DIRECTION →
Please format every line of the listing below as a Markdown table with the columns "Row" and "Entry": put the row number under "Row", put the line under "Entry", and leave out any blank lines.

----

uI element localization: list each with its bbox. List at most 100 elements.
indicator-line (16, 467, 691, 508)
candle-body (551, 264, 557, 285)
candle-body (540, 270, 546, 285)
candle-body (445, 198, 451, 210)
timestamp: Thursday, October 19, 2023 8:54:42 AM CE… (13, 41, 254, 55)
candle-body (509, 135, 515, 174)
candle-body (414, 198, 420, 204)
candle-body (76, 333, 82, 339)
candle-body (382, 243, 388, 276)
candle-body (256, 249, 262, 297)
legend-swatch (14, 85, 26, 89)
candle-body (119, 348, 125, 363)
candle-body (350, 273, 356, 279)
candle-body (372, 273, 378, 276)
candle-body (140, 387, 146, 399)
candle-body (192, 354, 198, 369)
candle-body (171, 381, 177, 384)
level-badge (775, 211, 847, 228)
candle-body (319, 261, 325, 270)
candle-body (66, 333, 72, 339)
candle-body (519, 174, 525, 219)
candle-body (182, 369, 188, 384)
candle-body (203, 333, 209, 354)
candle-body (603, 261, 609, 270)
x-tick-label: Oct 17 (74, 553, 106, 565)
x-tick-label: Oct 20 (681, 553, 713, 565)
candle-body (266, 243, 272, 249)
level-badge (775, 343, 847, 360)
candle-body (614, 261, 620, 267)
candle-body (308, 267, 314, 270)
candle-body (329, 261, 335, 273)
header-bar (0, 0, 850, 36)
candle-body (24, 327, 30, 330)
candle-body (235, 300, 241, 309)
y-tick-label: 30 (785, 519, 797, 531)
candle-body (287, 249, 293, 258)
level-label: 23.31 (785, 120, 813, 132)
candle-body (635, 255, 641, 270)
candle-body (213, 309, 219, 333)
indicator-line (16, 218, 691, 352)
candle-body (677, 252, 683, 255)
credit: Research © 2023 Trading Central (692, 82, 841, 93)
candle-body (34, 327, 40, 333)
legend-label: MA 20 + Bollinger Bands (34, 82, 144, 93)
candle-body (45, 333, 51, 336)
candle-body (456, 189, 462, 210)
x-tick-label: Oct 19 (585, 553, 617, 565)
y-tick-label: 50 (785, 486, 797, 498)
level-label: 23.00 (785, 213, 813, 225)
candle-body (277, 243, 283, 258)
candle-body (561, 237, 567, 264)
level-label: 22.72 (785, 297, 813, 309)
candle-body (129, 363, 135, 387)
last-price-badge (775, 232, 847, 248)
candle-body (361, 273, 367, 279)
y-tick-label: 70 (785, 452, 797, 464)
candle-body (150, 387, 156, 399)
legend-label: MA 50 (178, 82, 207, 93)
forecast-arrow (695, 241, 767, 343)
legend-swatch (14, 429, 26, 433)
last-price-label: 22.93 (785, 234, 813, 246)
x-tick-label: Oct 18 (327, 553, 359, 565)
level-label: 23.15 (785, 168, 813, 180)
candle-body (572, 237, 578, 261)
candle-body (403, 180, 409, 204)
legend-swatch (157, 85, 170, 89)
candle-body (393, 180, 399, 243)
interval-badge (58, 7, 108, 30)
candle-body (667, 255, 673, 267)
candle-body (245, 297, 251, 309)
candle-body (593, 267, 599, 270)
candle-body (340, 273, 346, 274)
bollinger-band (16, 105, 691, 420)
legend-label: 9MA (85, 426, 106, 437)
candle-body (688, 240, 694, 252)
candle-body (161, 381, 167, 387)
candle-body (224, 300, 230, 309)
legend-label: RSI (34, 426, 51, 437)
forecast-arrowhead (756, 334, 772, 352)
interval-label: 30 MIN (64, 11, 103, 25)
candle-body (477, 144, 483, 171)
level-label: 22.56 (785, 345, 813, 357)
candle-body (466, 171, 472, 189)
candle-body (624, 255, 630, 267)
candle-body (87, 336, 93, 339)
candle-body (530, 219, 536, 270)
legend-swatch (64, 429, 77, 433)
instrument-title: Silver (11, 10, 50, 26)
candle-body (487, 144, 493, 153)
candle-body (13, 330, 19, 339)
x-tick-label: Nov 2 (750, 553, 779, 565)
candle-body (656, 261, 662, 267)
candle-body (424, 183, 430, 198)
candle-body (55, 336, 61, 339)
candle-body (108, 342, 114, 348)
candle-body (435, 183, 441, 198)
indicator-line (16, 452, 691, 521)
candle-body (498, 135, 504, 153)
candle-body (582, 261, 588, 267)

----

OUTPUT →
| Row | Entry |
|---|---|
| 1 | uI element localization: list each with its bbox. List at most 100 elements. |
| 2 | indicator-line (16, 467, 691, 508) |
| 3 | candle-body (551, 264, 557, 285) |
| 4 | candle-body (540, 270, 546, 285) |
| 5 | candle-body (445, 198, 451, 210) |
| 6 | timestamp: Thursday, October 19, 2023 8:54:42 AM CE… (13, 41, 254, 55) |
| 7 | candle-body (509, 135, 515, 174) |
| 8 | candle-body (414, 198, 420, 204) |
| 9 | candle-body (76, 333, 82, 339) |
| 10 | candle-body (382, 243, 388, 276) |
| 11 | candle-body (256, 249, 262, 297) |
| 12 | legend-swatch (14, 85, 26, 89) |
| 13 | candle-body (119, 348, 125, 363) |
| 14 | candle-body (350, 273, 356, 279) |
| 15 | candle-body (372, 273, 378, 276) |
| 16 | candle-body (140, 387, 146, 399) |
| 17 | candle-body (192, 354, 198, 369) |
| 18 | candle-body (171, 381, 177, 384) |
| 19 | level-badge (775, 211, 847, 228) |
| 20 | candle-body (319, 261, 325, 270) |
| 21 | candle-body (66, 333, 72, 339) |
| 22 | candle-body (519, 174, 525, 219) |
| 23 | candle-body (182, 369, 188, 384) |
| 24 | candle-body (203, 333, 209, 354) |
| 25 | candle-body (603, 261, 609, 270) |
| 26 | x-tick-label: Oct 17 (74, 553, 106, 565) |
| 27 | x-tick-label: Oct 20 (681, 553, 713, 565) |
| 28 | candle-body (266, 243, 272, 249) |
| 29 | level-badge (775, 343, 847, 360) |
| 30 | candle-body (614, 261, 620, 267) |
| 31 | candle-body (308, 267, 314, 270) |
| 32 | candle-body (329, 261, 335, 273) |
| 33 | header-bar (0, 0, 850, 36) |
| 34 | candle-body (24, 327, 30, 330) |
| 35 | candle-body (235, 300, 241, 309) |
| 36 | y-tick-label: 30 (785, 519, 797, 531) |
| 37 | candle-body (287, 249, 293, 258) |
| 38 | level-label: 23.31 (785, 120, 813, 132) |
| 39 | candle-body (635, 255, 641, 270) |
| 40 | candle-body (213, 309, 219, 333) |
| 41 | indicator-line (16, 218, 691, 352) |
| 42 | candle-body (677, 252, 683, 255) |
| 43 | credit: Research © 2023 Trading Central (692, 82, 841, 93) |
| 44 | candle-body (34, 327, 40, 333) |
| 45 | legend-label: MA 20 + Bollinger Bands (34, 82, 144, 93) |
| 46 | candle-body (45, 333, 51, 336) |
| 47 | candle-body (456, 189, 462, 210) |
| 48 | x-tick-label: Oct 19 (585, 553, 617, 565) |
| 49 | y-tick-label: 50 (785, 486, 797, 498) |
| 50 | level-label: 23.00 (785, 213, 813, 225) |
| 51 | candle-body (277, 243, 283, 258) |
| 52 | candle-body (561, 237, 567, 264) |
| 53 | level-label: 22.72 (785, 297, 813, 309) |
| 54 | candle-body (129, 363, 135, 387) |
| 55 | last-price-badge (775, 232, 847, 248) |
| 56 | candle-body (361, 273, 367, 279) |
| 57 | y-tick-label: 70 (785, 452, 797, 464) |
| 58 | candle-body (150, 387, 156, 399) |
| 59 | legend-label: MA 50 (178, 82, 207, 93) |
| 60 | forecast-arrow (695, 241, 767, 343) |
| 61 | legend-swatch (14, 429, 26, 433) |
| 62 | last-price-label: 22.93 (785, 234, 813, 246) |
| 63 | x-tick-label: Oct 18 (327, 553, 359, 565) |
| 64 | level-label: 23.15 (785, 168, 813, 180) |
| 65 | candle-body (572, 237, 578, 261) |
| 66 | candle-body (403, 180, 409, 204) |
| 67 | legend-swatch (157, 85, 170, 89) |
| 68 | candle-body (393, 180, 399, 243) |
| 69 | interval-badge (58, 7, 108, 30) |
| 70 | candle-body (667, 255, 673, 267) |
| 71 | candle-body (245, 297, 251, 309) |
| 72 | candle-body (593, 267, 599, 270) |
| 73 | candle-body (340, 273, 346, 274) |
| 74 | bollinger-band (16, 105, 691, 420) |
| 75 | legend-label: 9MA (85, 426, 106, 437) |
| 76 | candle-body (688, 240, 694, 252) |
| 77 | candle-body (161, 381, 167, 387) |
| 78 | candle-body (224, 300, 230, 309) |
| 79 | legend-label: RSI (34, 426, 51, 437) |
| 80 | forecast-arrowhead (756, 334, 772, 352) |
| 81 | interval-label: 30 MIN (64, 11, 103, 25) |
| 82 | candle-body (477, 144, 483, 171) |
| 83 | level-label: 22.56 (785, 345, 813, 357) |
| 84 | candle-body (466, 171, 472, 189) |
| 85 | candle-body (624, 255, 630, 267) |
| 86 | candle-body (87, 336, 93, 339) |
| 87 | candle-body (530, 219, 536, 270) |
| 88 | legend-swatch (64, 429, 77, 433) |
| 89 | instrument-title: Silver (11, 10, 50, 26) |
| 90 | candle-body (487, 144, 493, 153) |
| 91 | candle-body (13, 330, 19, 339) |
| 92 | x-tick-label: Nov 2 (750, 553, 779, 565) |
| 93 | candle-body (656, 261, 662, 267) |
| 94 | candle-body (424, 183, 430, 198) |
| 95 | candle-body (55, 336, 61, 339) |
| 96 | candle-body (108, 342, 114, 348) |
| 97 | candle-body (435, 183, 441, 198) |
| 98 | indicator-line (16, 452, 691, 521) |
| 99 | candle-body (498, 135, 504, 153) |
| 100 | candle-body (582, 261, 588, 267) |